■ Provided entries ■
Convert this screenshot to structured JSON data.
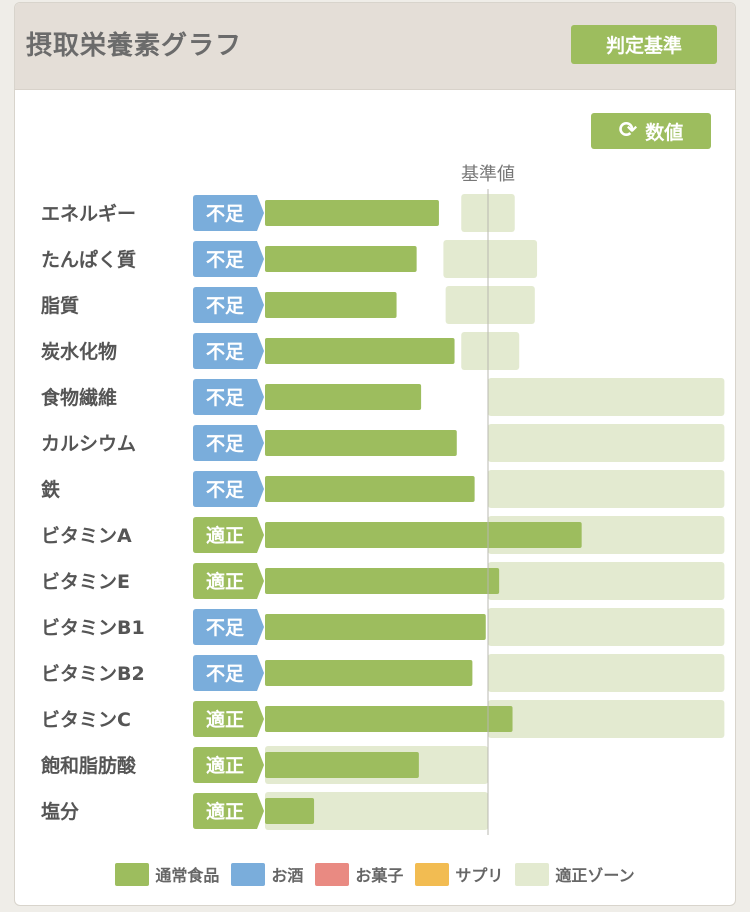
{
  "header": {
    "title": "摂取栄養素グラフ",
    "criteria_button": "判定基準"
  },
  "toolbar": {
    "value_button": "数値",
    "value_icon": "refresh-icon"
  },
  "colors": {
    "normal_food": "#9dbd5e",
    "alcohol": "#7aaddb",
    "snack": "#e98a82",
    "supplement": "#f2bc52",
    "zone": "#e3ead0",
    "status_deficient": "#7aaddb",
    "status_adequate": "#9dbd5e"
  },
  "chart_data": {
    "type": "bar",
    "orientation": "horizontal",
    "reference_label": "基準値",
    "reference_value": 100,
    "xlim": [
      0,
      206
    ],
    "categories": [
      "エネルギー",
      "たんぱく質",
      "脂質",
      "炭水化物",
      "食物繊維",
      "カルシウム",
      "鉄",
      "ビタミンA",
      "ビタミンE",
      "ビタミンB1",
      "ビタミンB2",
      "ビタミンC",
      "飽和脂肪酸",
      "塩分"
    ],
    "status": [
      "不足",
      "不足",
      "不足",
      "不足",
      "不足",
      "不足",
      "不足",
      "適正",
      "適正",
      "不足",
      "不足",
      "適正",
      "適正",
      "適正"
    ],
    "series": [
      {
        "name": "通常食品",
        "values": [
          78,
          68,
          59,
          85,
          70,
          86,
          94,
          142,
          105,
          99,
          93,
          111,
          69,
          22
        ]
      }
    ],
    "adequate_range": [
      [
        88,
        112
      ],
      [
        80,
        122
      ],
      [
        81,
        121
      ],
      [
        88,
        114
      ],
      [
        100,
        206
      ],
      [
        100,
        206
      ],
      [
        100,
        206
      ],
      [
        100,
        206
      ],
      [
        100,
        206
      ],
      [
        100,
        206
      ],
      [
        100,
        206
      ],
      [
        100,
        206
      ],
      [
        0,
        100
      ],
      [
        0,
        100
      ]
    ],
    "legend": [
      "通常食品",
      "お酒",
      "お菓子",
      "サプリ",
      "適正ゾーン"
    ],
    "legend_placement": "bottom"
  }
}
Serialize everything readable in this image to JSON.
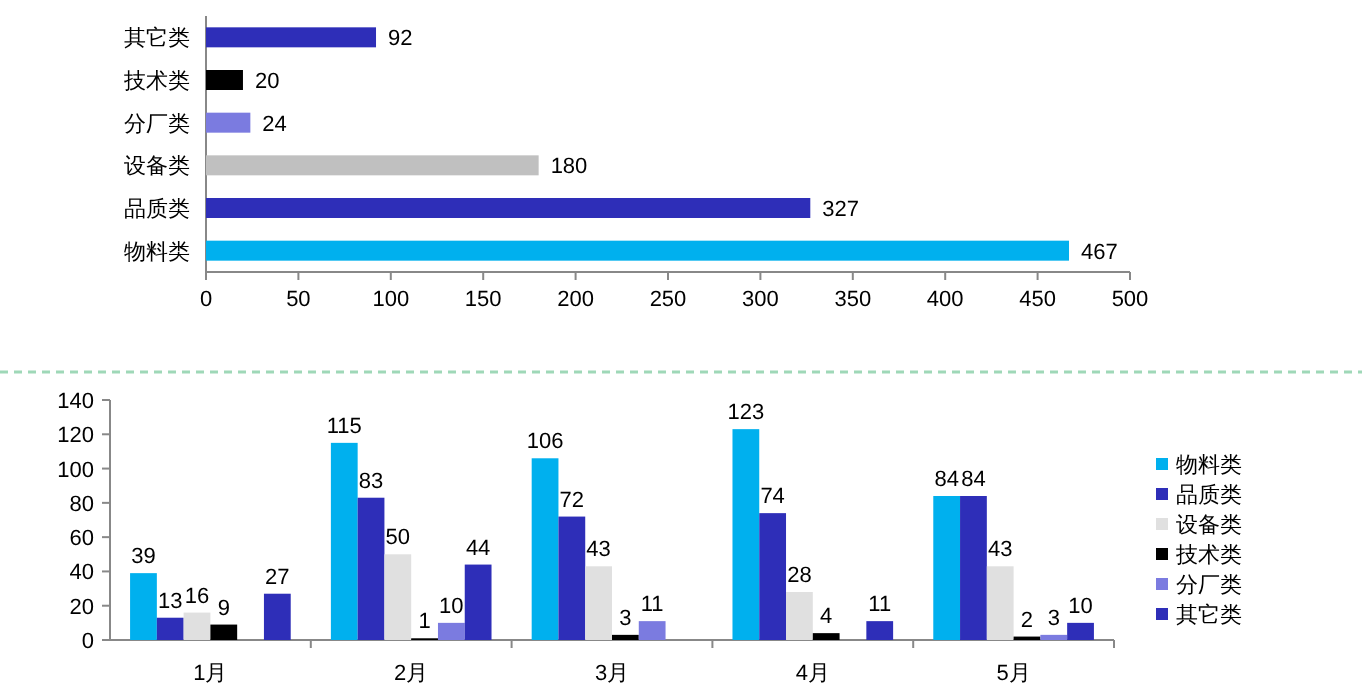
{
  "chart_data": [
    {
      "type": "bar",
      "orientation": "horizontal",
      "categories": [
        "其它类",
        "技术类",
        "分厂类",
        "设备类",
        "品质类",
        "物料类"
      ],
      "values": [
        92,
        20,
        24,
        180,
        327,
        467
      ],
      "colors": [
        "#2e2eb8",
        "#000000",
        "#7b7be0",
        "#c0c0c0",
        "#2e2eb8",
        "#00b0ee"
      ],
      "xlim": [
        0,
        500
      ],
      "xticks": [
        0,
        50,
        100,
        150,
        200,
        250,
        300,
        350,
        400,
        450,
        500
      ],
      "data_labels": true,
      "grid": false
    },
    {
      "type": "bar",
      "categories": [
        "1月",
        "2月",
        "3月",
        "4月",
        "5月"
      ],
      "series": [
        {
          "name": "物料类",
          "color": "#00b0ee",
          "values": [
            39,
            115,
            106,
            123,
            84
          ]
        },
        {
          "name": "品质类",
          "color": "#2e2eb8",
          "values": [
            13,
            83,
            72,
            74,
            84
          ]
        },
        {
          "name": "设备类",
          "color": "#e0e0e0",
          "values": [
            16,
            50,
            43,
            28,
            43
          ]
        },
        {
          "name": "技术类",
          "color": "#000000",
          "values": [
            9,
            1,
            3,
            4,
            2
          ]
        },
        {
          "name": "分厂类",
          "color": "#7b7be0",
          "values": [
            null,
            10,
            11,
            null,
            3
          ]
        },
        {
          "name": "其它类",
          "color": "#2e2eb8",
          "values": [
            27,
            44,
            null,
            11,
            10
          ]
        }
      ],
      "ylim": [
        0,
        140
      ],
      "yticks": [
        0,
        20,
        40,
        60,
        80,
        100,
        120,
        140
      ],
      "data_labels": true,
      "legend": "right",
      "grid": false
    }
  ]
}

■ Aim ■
Transcribe the records verbatim and omit the images.

■ Written reply ■
Convert this screenshot to structured JSON data.
{
  "header": {
    "title": "摂取栄養素グラフ",
    "criteria_button": "判定基準"
  },
  "toolbar": {
    "value_button": "数値",
    "value_icon": "refresh-icon"
  },
  "colors": {
    "normal_food": "#9dbd5e",
    "alcohol": "#7aaddb",
    "snack": "#e98a82",
    "supplement": "#f2bc52",
    "zone": "#e3ead0",
    "status_deficient": "#7aaddb",
    "status_adequate": "#9dbd5e"
  },
  "chart_data": {
    "type": "bar",
    "orientation": "horizontal",
    "reference_label": "基準値",
    "reference_value": 100,
    "xlim": [
      0,
      206
    ],
    "categories": [
      "エネルギー",
      "たんぱく質",
      "脂質",
      "炭水化物",
      "食物繊維",
      "カルシウム",
      "鉄",
      "ビタミンA",
      "ビタミンE",
      "ビタミンB1",
      "ビタミンB2",
      "ビタミンC",
      "飽和脂肪酸",
      "塩分"
    ],
    "status": [
      "不足",
      "不足",
      "不足",
      "不足",
      "不足",
      "不足",
      "不足",
      "適正",
      "適正",
      "不足",
      "不足",
      "適正",
      "適正",
      "適正"
    ],
    "series": [
      {
        "name": "通常食品",
        "values": [
          78,
          68,
          59,
          85,
          70,
          86,
          94,
          142,
          105,
          99,
          93,
          111,
          69,
          22
        ]
      }
    ],
    "adequate_range": [
      [
        88,
        112
      ],
      [
        80,
        122
      ],
      [
        81,
        121
      ],
      [
        88,
        114
      ],
      [
        100,
        206
      ],
      [
        100,
        206
      ],
      [
        100,
        206
      ],
      [
        100,
        206
      ],
      [
        100,
        206
      ],
      [
        100,
        206
      ],
      [
        100,
        206
      ],
      [
        100,
        206
      ],
      [
        0,
        100
      ],
      [
        0,
        100
      ]
    ],
    "legend": [
      "通常食品",
      "お酒",
      "お菓子",
      "サプリ",
      "適正ゾーン"
    ],
    "legend_placement": "bottom"
  }
}
Serialize everything readable in this image to JSON.
{
  "chart_data": [
    {
      "type": "bar",
      "orientation": "horizontal",
      "categories": [
        "其它类",
        "技术类",
        "分厂类",
        "设备类",
        "品质类",
        "物料类"
      ],
      "values": [
        92,
        20,
        24,
        180,
        327,
        467
      ],
      "colors": [
        "#2e2eb8",
        "#000000",
        "#7b7be0",
        "#c0c0c0",
        "#2e2eb8",
        "#00b0ee"
      ],
      "xlim": [
        0,
        500
      ],
      "xticks": [
        0,
        50,
        100,
        150,
        200,
        250,
        300,
        350,
        400,
        450,
        500
      ],
      "data_labels": true,
      "grid": false
    },
    {
      "type": "bar",
      "categories": [
        "1月",
        "2月",
        "3月",
        "4月",
        "5月"
      ],
      "series": [
        {
          "name": "物料类",
          "color": "#00b0ee",
          "values": [
            39,
            115,
            106,
            123,
            84
          ]
        },
        {
          "name": "品质类",
          "color": "#2e2eb8",
          "values": [
            13,
            83,
            72,
            74,
            84
          ]
        },
        {
          "name": "设备类",
          "color": "#e0e0e0",
          "values": [
            16,
            50,
            43,
            28,
            43
          ]
        },
        {
          "name": "技术类",
          "color": "#000000",
          "values": [
            9,
            1,
            3,
            4,
            2
          ]
        },
        {
          "name": "分厂类",
          "color": "#7b7be0",
          "values": [
            null,
            10,
            11,
            null,
            3
          ]
        },
        {
          "name": "其它类",
          "color": "#2e2eb8",
          "values": [
            27,
            44,
            null,
            11,
            10
          ]
        }
      ],
      "ylim": [
        0,
        140
      ],
      "yticks": [
        0,
        20,
        40,
        60,
        80,
        100,
        120,
        140
      ],
      "data_labels": true,
      "legend": "right",
      "grid": false
    }
  ]
}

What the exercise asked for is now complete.